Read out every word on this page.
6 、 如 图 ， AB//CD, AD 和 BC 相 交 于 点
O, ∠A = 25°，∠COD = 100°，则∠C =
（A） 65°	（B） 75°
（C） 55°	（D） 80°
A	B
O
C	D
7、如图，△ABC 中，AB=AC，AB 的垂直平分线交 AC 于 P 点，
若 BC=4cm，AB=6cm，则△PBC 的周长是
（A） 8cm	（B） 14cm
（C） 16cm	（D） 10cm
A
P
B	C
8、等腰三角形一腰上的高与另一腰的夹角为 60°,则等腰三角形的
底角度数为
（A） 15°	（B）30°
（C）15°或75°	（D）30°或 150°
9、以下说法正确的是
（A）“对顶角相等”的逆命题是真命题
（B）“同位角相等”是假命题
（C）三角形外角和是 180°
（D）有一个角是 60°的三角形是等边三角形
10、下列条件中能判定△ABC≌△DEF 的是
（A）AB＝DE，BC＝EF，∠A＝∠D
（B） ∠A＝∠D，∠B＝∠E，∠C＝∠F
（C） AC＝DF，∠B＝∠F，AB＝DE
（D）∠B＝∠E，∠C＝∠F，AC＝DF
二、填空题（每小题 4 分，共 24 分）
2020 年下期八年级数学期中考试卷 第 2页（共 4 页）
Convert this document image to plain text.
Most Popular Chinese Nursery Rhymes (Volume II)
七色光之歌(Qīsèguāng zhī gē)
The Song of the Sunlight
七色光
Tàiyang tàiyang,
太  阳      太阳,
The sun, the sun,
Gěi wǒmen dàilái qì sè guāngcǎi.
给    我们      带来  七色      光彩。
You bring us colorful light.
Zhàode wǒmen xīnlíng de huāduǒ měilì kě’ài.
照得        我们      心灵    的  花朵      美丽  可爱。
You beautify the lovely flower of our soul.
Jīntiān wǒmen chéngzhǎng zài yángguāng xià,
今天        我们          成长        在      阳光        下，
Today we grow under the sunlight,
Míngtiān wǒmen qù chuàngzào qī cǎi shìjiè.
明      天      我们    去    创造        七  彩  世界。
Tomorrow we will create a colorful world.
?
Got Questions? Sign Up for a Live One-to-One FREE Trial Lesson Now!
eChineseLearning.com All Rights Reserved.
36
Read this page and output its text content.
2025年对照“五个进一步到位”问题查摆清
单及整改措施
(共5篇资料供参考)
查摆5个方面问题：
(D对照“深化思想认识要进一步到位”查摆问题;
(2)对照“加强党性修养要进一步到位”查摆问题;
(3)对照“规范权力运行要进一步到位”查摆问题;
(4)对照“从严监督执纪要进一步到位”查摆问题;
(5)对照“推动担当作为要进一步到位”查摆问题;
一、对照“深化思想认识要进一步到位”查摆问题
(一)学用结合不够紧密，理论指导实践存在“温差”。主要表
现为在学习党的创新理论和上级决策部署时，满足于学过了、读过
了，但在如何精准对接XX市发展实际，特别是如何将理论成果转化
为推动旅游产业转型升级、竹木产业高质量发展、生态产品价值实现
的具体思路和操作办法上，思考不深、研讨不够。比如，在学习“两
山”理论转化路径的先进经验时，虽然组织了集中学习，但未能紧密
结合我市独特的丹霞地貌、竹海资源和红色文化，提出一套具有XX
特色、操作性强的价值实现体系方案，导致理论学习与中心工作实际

◇ ◇ ◇

Task: Select and copy every line of the listing with the word "colorful".

Written answer:
You bring us colorful light.
Tomorrow we will create a colorful world.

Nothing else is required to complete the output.